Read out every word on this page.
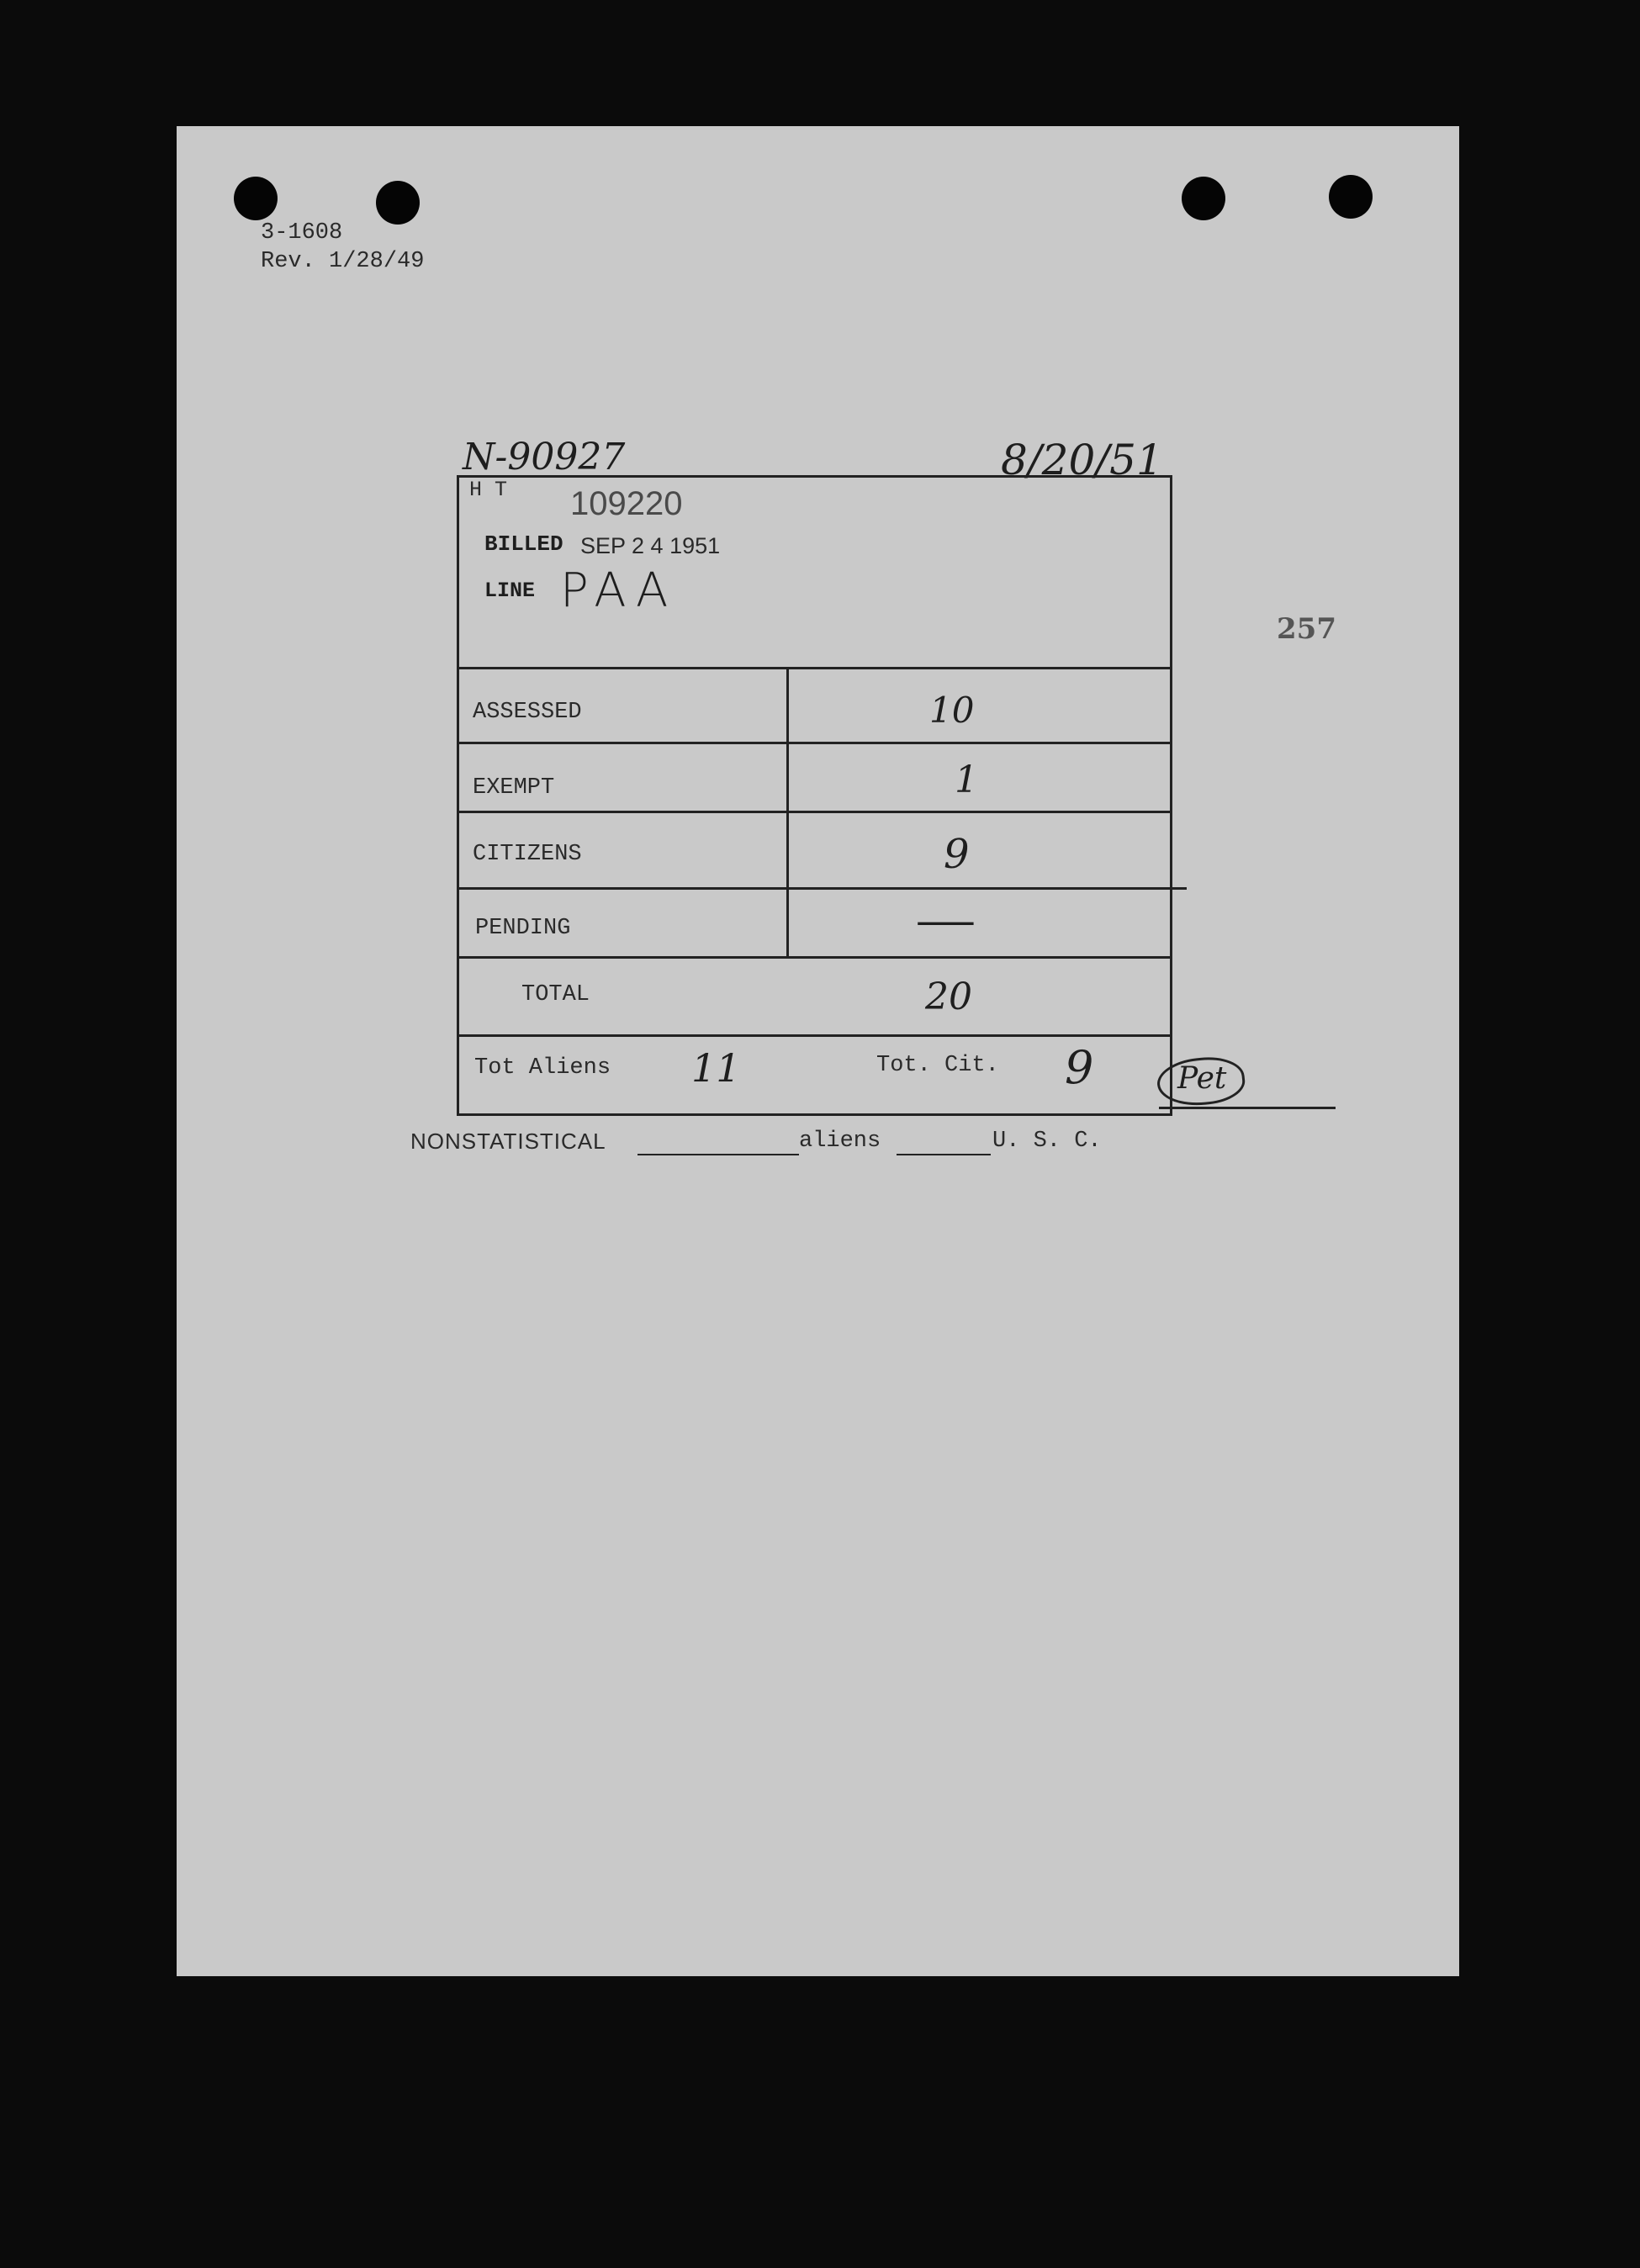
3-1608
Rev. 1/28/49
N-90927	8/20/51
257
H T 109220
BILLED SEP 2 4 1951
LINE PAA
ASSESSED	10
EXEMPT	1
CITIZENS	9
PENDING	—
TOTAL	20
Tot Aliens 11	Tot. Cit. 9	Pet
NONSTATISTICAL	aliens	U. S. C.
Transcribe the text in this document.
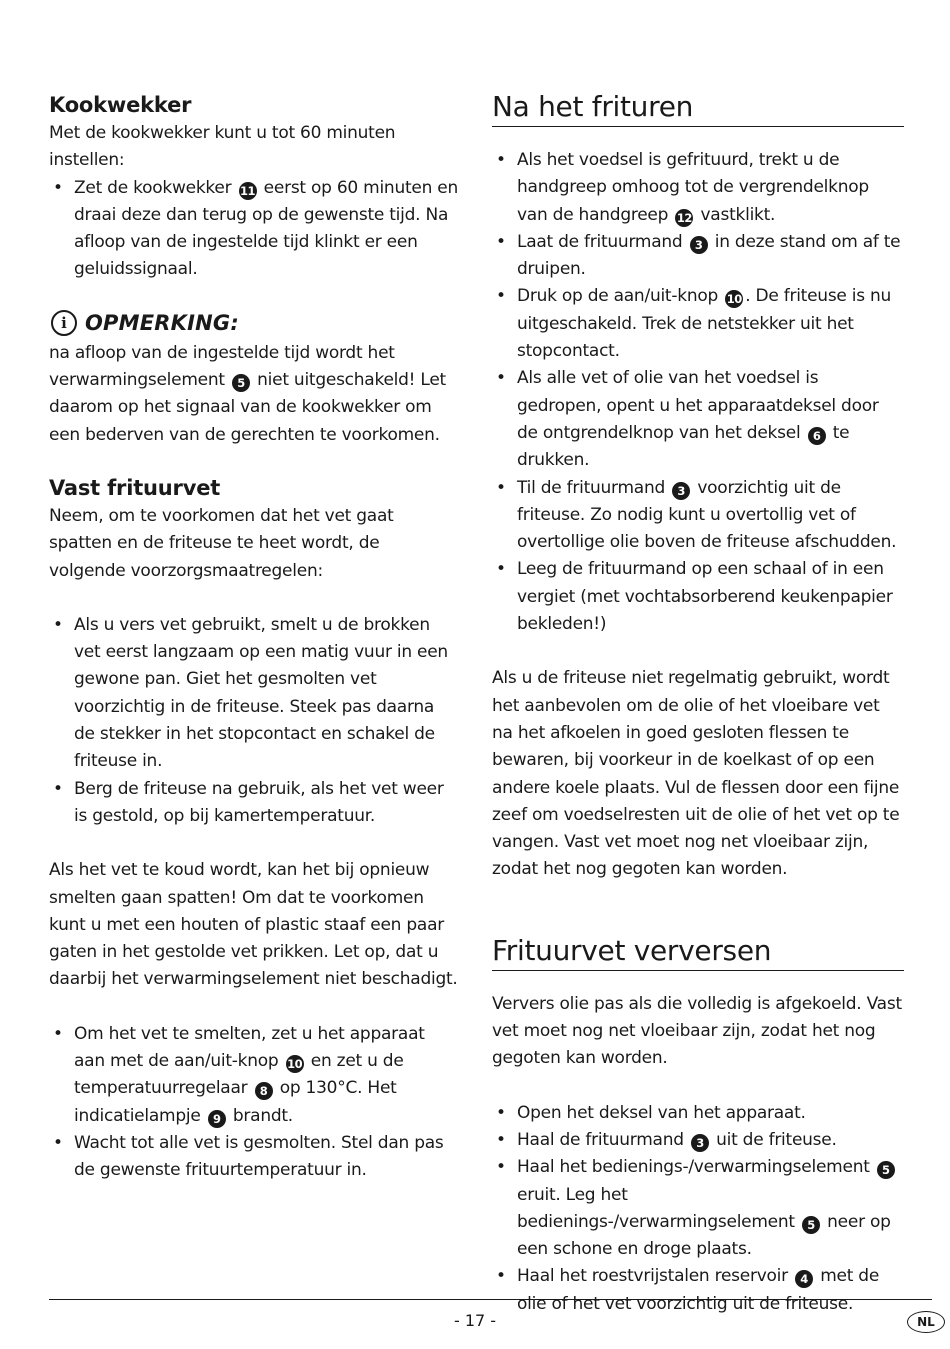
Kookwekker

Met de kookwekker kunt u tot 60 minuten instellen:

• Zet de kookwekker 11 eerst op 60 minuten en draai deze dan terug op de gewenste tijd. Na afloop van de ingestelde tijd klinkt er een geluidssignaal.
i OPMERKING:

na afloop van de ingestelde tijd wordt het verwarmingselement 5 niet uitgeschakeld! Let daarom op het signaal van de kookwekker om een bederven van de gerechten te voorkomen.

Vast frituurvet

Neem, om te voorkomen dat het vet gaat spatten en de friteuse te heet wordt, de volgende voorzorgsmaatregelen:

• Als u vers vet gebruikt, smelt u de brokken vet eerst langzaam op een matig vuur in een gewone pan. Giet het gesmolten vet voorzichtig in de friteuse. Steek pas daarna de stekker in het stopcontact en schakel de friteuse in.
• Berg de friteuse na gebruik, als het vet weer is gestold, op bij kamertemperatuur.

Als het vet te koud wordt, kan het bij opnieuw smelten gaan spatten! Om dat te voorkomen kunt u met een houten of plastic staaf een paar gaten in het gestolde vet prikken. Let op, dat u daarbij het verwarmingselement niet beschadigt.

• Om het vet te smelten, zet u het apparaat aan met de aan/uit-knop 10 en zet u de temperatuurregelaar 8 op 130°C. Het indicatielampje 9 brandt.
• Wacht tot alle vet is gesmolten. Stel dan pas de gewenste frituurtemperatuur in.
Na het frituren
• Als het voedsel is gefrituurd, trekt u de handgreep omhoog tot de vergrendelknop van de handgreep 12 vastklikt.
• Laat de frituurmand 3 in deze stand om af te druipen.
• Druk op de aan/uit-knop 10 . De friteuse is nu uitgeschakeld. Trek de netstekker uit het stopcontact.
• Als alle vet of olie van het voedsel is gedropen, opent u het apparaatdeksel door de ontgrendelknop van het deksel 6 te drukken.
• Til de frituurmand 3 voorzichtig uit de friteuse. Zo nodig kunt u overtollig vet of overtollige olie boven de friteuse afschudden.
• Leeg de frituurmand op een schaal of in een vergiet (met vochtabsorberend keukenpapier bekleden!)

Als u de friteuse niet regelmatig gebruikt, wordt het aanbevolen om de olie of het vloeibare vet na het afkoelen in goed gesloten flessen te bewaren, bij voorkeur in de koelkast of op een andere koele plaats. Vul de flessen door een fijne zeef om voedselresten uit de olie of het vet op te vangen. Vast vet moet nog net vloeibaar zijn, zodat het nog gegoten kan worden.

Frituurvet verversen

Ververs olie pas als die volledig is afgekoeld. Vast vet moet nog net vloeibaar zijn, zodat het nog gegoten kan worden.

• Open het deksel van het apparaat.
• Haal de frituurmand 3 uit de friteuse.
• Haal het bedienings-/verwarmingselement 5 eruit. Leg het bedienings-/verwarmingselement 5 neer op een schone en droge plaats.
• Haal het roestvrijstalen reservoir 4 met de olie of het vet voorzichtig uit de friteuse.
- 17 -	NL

* **Goal**: All of the material above needs to be restated exactly, with no pictures.

* **Result for this task**:
Read out every word on this page.
3-1608
Rev. 1/28/49
N-90927	8/20/51
257
H T 109220
BILLED SEP 2 4 1951
LINE PAA
ASSESSED	10
EXEMPT	1
CITIZENS	9
PENDING	—
TOTAL	20
Tot Aliens 11	Tot. Cit. 9	Pet
NONSTATISTICAL	aliens	U. S. C.
Transcribe the text in this document.
Kookwekker

Met de kookwekker kunt u tot 60 minuten instellen:

• Zet de kookwekker 11 eerst op 60 minuten en draai deze dan terug op de gewenste tijd. Na afloop van de ingestelde tijd klinkt er een geluidssignaal.
i OPMERKING:

na afloop van de ingestelde tijd wordt het verwarmingselement 5 niet uitgeschakeld! Let daarom op het signaal van de kookwekker om een bederven van de gerechten te voorkomen.

Vast frituurvet

Neem, om te voorkomen dat het vet gaat spatten en de friteuse te heet wordt, de volgende voorzorgsmaatregelen:

• Als u vers vet gebruikt, smelt u de brokken vet eerst langzaam op een matig vuur in een gewone pan. Giet het gesmolten vet voorzichtig in de friteuse. Steek pas daarna de stekker in het stopcontact en schakel de friteuse in.
• Berg de friteuse na gebruik, als het vet weer is gestold, op bij kamertemperatuur.

Als het vet te koud wordt, kan het bij opnieuw smelten gaan spatten! Om dat te voorkomen kunt u met een houten of plastic staaf een paar gaten in het gestolde vet prikken. Let op, dat u daarbij het verwarmingselement niet beschadigt.

• Om het vet te smelten, zet u het apparaat aan met de aan/uit-knop 10 en zet u de temperatuurregelaar 8 op 130°C. Het indicatielampje 9 brandt.
• Wacht tot alle vet is gesmolten. Stel dan pas de gewenste frituurtemperatuur in.
Na het frituren
• Als het voedsel is gefrituurd, trekt u de handgreep omhoog tot de vergrendelknop van de handgreep 12 vastklikt.
• Laat de frituurmand 3 in deze stand om af te druipen.
• Druk op de aan/uit-knop 10 . De friteuse is nu uitgeschakeld. Trek de netstekker uit het stopcontact.
• Als alle vet of olie van het voedsel is gedropen, opent u het apparaatdeksel door de ontgrendelknop van het deksel 6 te drukken.
• Til de frituurmand 3 voorzichtig uit de friteuse. Zo nodig kunt u overtollig vet of overtollige olie boven de friteuse afschudden.
• Leeg de frituurmand op een schaal of in een vergiet (met vochtabsorberend keukenpapier bekleden!)

Als u de friteuse niet regelmatig gebruikt, wordt het aanbevolen om de olie of het vloeibare vet na het afkoelen in goed gesloten flessen te bewaren, bij voorkeur in de koelkast of op een andere koele plaats. Vul de flessen door een fijne zeef om voedselresten uit de olie of het vet op te vangen. Vast vet moet nog net vloeibaar zijn, zodat het nog gegoten kan worden.

Frituurvet verversen

Ververs olie pas als die volledig is afgekoeld. Vast vet moet nog net vloeibaar zijn, zodat het nog gegoten kan worden.

• Open het deksel van het apparaat.
• Haal de frituurmand 3 uit de friteuse.
• Haal het bedienings-/verwarmingselement 5 eruit. Leg het bedienings-/verwarmingselement 5 neer op een schone en droge plaats.
• Haal het roestvrijstalen reservoir 4 met de olie of het vet voorzichtig uit de friteuse.
- 17 -	NL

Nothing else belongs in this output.